Write out the entire listing below exactly as it appears, minus any pictures.
===== Task inputs
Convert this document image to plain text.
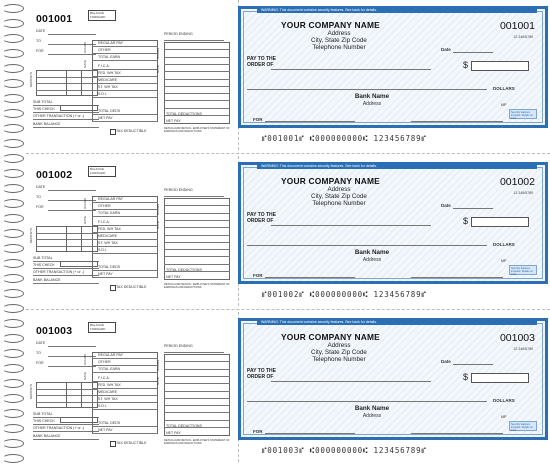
001001	BALANCE FORWARD
DATE
TO
FOR
DEPOSITS
SUB TOTAL
THIS CHECK
OTHER TRANSACTION (+ or -)
BANK BALANCE
HOURS
RATE
REGULAR PAY
OTHER
TOTAL EARN
F.I.C.A.
FED. WH TAX
MEDICARE
ST. WH TAX
S.D.I.
TOTAL DEDS
NET PAY
TAX DEDUCTIBLE
PERIOD ENDING
HOURS
RATE
TOTAL DEDUCTIONS
NET PAY
DETACH AND RETAIN - EMPLOYEE'S STATEMENT OF EARNINGS AND DEDUCTIONS
WARNING: This document contains security features. See back for details.
YOUR COMPANY NAME
Address
City, State Zip Code
Telephone Number
001001
12-345/6789
Date
PAY TO THE ORDER OF	$
DOLLARS
Bank Name
Address
FOR
MP
Security features included. Details on back.
⑈001001⑈ ⑆000000000⑆ 123456789⑈
001002	BALANCE FORWARD
DATE
TO
FOR
DEPOSITS
SUB TOTAL
THIS CHECK
OTHER TRANSACTION (+ or -)
BANK BALANCE
HOURS
RATE
REGULAR PAY
OTHER
TOTAL EARN
F.I.C.A.
FED. WH TAX
MEDICARE
ST. WH TAX
S.D.I.
TOTAL DEDS
NET PAY
TAX DEDUCTIBLE
PERIOD ENDING
HOURS
RATE
TOTAL DEDUCTIONS
NET PAY
DETACH AND RETAIN - EMPLOYEE'S STATEMENT OF EARNINGS AND DEDUCTIONS
WARNING: This document contains security features. See back for details.
YOUR COMPANY NAME
Address
City, State Zip Code
Telephone Number
001002
12-345/6789
Date
PAY TO THE ORDER OF	$
DOLLARS
Bank Name
Address
FOR
MP
Security features included. Details on back.
⑈001002⑈ ⑆000000000⑆ 123456789⑈
001003	BALANCE FORWARD
DATE
TO
FOR
DEPOSITS
SUB TOTAL
THIS CHECK
OTHER TRANSACTION (+ or -)
BANK BALANCE
HOURS
RATE
REGULAR PAY
OTHER
TOTAL EARN
F.I.C.A.
FED. WH TAX
MEDICARE
ST. WH TAX
S.D.I.
TOTAL DEDS
NET PAY
TAX DEDUCTIBLE
PERIOD ENDING
HOURS
RATE
TOTAL DEDUCTIONS
NET PAY
DETACH AND RETAIN - EMPLOYEE'S STATEMENT OF EARNINGS AND DEDUCTIONS
WARNING: This document contains security features. See back for details.
YOUR COMPANY NAME
Address
City, State Zip Code
Telephone Number
001003
12-345/6789
Date
PAY TO THE ORDER OF	$
DOLLARS
Bank Name
Address
FOR
MP
Security features included. Details on back.
⑈001003⑈ ⑆000000000⑆ 123456789⑈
==========
The completed task
Convert this document image to plain text.
001001	BALANCE FORWARD
DATE
TO
FOR
DEPOSITS
SUB TOTAL
THIS CHECK
OTHER TRANSACTION (+ or -)
BANK BALANCE
HOURS
RATE
REGULAR PAY
OTHER
TOTAL EARN
F.I.C.A.
FED. WH TAX
MEDICARE
ST. WH TAX
S.D.I.
TOTAL DEDS
NET PAY
TAX DEDUCTIBLE
PERIOD ENDING
HOURS
RATE
TOTAL DEDUCTIONS
NET PAY
DETACH AND RETAIN - EMPLOYEE'S STATEMENT OF EARNINGS AND DEDUCTIONS
WARNING: This document contains security features. See back for details.
YOUR COMPANY NAME
Address
City, State Zip Code
Telephone Number
001001
12-345/6789
Date
PAY TO THE ORDER OF	$
DOLLARS
Bank Name
Address
FOR
MP
Security features included. Details on back.
⑈001001⑈ ⑆000000000⑆ 123456789⑈
001002	BALANCE FORWARD
DATE
TO
FOR
DEPOSITS
SUB TOTAL
THIS CHECK
OTHER TRANSACTION (+ or -)
BANK BALANCE
HOURS
RATE
REGULAR PAY
OTHER
TOTAL EARN
F.I.C.A.
FED. WH TAX
MEDICARE
ST. WH TAX
S.D.I.
TOTAL DEDS
NET PAY
TAX DEDUCTIBLE
PERIOD ENDING
HOURS
RATE
TOTAL DEDUCTIONS
NET PAY
DETACH AND RETAIN - EMPLOYEE'S STATEMENT OF EARNINGS AND DEDUCTIONS
WARNING: This document contains security features. See back for details.
YOUR COMPANY NAME
Address
City, State Zip Code
Telephone Number
001002
12-345/6789
Date
PAY TO THE ORDER OF	$
DOLLARS
Bank Name
Address
FOR
MP
Security features included. Details on back.
⑈001002⑈ ⑆000000000⑆ 123456789⑈
001003	BALANCE FORWARD
DATE
TO
FOR
DEPOSITS
SUB TOTAL
THIS CHECK
OTHER TRANSACTION (+ or -)
BANK BALANCE
HOURS
RATE
REGULAR PAY
OTHER
TOTAL EARN
F.I.C.A.
FED. WH TAX
MEDICARE
ST. WH TAX
S.D.I.
TOTAL DEDS
NET PAY
TAX DEDUCTIBLE
PERIOD ENDING
HOURS
RATE
TOTAL DEDUCTIONS
NET PAY
DETACH AND RETAIN - EMPLOYEE'S STATEMENT OF EARNINGS AND DEDUCTIONS
WARNING: This document contains security features. See back for details.
YOUR COMPANY NAME
Address
City, State Zip Code
Telephone Number
001003
12-345/6789
Date
PAY TO THE ORDER OF	$
DOLLARS
Bank Name
Address
FOR
MP
Security features included. Details on back.
⑈001003⑈ ⑆000000000⑆ 123456789⑈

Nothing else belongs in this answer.